* begin *

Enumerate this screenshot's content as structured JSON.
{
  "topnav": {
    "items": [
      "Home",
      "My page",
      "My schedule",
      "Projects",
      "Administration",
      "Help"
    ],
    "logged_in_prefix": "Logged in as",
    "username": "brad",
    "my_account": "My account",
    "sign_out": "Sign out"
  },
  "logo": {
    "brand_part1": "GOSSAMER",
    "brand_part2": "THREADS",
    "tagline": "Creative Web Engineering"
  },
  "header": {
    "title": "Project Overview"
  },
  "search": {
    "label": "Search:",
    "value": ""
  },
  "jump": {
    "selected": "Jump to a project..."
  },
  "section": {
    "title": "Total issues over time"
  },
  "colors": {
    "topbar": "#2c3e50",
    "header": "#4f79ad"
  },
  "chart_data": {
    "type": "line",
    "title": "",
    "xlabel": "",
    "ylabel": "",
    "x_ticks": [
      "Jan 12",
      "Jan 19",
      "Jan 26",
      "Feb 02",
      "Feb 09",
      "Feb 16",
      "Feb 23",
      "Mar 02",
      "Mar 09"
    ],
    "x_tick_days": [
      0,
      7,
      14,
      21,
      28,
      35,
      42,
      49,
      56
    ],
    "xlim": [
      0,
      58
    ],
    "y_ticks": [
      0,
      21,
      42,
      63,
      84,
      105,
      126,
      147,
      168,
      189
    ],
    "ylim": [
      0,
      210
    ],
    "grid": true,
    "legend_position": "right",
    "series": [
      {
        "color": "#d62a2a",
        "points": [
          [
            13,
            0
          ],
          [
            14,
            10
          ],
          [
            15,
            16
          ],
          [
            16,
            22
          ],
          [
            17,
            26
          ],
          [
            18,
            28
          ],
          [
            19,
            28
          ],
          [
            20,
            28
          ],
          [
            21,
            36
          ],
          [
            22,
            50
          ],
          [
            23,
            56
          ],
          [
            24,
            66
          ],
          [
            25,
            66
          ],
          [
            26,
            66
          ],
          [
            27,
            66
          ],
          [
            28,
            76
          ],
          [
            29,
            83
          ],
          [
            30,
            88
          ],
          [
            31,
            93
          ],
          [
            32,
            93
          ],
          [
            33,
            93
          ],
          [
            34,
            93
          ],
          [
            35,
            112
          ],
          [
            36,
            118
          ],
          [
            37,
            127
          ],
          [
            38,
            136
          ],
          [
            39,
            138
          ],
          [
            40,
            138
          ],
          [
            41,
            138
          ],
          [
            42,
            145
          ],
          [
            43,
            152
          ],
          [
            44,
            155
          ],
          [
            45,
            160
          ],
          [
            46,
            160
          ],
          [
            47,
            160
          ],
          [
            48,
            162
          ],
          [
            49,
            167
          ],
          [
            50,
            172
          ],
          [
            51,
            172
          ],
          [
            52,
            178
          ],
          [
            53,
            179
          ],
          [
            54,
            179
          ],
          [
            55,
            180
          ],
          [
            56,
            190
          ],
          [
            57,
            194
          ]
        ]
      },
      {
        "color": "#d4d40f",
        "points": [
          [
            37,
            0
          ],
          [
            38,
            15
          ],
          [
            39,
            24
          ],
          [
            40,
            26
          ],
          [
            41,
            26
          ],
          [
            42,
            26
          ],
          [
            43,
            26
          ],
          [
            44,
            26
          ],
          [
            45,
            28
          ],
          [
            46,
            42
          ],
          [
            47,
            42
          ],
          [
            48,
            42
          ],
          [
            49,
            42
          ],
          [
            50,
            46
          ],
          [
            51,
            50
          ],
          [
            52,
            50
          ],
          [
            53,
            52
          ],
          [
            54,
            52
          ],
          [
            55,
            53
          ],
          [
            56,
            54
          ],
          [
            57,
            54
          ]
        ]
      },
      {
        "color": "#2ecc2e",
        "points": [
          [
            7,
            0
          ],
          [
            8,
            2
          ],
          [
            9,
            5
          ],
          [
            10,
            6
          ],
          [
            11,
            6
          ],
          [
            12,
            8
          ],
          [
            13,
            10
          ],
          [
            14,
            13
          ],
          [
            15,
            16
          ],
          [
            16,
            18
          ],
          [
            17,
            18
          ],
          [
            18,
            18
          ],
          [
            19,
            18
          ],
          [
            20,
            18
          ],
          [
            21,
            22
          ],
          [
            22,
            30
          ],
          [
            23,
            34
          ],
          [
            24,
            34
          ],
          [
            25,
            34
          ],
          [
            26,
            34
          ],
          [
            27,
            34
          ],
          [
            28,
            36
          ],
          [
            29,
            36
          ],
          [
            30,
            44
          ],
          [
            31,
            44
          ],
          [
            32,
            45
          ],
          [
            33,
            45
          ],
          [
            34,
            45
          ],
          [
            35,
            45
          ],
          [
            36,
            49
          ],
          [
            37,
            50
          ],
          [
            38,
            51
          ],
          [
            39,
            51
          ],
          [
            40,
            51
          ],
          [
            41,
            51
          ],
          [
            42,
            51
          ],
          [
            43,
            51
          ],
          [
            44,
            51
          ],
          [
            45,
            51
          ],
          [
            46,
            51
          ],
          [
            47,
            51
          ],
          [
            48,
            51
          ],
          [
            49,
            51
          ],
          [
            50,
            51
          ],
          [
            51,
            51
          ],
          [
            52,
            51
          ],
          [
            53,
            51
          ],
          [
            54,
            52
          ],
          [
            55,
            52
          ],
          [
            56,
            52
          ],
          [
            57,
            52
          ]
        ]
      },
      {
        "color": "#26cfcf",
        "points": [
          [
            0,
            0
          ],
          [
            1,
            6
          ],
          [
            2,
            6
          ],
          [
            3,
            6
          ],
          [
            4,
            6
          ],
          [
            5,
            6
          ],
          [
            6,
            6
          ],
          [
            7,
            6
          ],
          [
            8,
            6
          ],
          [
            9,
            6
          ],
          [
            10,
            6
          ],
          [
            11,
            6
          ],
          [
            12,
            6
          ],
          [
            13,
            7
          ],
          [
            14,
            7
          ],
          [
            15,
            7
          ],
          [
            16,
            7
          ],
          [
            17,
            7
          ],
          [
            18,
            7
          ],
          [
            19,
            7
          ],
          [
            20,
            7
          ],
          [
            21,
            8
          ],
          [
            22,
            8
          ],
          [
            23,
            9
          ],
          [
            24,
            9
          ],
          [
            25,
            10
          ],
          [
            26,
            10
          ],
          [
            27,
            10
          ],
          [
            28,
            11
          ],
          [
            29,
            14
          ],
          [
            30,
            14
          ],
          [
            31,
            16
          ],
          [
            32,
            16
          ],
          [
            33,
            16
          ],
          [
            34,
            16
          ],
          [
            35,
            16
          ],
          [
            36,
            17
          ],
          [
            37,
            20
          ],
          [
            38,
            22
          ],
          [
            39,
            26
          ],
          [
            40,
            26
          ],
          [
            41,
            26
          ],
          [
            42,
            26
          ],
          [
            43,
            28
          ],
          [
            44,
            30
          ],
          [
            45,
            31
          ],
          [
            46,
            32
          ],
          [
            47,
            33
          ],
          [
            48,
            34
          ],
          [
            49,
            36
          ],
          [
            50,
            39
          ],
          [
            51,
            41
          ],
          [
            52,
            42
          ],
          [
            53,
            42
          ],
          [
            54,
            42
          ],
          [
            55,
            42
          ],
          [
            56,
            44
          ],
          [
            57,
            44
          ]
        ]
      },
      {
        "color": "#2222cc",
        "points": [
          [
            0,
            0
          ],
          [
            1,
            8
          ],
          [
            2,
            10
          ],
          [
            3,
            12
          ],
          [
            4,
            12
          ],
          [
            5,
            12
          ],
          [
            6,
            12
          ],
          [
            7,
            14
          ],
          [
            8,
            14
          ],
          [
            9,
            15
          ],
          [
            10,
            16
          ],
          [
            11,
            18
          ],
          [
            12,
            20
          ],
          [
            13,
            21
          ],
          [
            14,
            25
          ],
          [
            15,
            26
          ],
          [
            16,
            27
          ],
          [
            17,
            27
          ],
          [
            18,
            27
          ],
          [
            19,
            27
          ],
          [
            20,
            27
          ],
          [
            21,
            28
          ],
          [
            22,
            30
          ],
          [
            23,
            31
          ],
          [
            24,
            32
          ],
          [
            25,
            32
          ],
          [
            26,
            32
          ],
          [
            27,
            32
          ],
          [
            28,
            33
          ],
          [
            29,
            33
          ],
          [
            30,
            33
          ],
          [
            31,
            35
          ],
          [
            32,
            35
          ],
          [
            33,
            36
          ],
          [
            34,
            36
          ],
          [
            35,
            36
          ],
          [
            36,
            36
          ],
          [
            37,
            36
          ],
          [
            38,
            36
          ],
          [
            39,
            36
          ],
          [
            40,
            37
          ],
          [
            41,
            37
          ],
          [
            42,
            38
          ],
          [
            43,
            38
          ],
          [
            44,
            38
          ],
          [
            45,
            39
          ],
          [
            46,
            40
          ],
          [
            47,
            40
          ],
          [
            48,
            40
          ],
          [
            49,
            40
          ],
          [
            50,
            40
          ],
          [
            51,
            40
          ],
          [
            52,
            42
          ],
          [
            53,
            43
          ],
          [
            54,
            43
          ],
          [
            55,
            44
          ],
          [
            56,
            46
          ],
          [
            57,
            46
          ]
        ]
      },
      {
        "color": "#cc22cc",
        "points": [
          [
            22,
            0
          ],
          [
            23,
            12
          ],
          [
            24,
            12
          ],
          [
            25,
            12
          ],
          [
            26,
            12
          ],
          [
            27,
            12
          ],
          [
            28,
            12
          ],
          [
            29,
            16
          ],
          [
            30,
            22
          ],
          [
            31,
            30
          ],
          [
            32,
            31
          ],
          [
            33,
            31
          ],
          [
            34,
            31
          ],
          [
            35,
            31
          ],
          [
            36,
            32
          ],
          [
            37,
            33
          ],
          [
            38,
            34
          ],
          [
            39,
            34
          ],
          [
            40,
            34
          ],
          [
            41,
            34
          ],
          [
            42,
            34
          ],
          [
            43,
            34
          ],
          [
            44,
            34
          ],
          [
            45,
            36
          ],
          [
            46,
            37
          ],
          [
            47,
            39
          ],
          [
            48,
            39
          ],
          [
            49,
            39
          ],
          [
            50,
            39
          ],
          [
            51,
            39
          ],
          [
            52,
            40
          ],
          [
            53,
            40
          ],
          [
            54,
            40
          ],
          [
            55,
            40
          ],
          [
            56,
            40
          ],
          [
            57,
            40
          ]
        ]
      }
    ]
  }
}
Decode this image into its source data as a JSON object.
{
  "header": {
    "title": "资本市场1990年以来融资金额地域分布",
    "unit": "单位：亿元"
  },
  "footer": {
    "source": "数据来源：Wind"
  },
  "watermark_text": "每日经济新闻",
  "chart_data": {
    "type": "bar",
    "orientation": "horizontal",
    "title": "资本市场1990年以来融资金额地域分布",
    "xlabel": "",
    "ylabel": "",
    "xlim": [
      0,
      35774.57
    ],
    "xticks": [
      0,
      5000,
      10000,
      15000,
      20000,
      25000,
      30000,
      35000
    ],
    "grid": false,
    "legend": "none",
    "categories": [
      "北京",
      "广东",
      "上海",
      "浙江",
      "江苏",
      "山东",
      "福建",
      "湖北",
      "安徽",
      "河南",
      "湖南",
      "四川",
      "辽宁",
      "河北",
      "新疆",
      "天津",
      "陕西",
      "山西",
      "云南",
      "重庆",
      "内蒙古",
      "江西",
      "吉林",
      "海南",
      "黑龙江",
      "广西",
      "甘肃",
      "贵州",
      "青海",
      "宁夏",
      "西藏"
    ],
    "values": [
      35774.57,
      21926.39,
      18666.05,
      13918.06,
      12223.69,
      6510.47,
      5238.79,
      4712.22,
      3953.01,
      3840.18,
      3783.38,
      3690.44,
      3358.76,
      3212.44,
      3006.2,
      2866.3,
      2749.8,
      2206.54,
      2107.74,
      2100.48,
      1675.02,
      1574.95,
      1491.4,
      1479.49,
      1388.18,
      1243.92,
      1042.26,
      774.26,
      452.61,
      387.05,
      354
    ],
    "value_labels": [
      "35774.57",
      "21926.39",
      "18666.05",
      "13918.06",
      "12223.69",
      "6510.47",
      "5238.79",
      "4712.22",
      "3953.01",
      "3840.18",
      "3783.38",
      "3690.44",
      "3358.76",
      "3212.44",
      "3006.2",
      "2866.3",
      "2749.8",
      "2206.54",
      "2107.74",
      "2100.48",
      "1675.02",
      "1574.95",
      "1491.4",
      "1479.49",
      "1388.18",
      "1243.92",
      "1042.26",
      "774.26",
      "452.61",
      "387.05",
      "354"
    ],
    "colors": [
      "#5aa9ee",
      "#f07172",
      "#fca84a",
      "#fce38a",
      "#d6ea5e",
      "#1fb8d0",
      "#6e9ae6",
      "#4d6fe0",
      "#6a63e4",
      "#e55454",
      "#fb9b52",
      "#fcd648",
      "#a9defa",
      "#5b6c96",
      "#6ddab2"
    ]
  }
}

* end *

» **SHORT PROBLEM**
Examine the entries and report how many of their lines contain the string "this", giving no more than the number.

» **IN RESPONSE**
2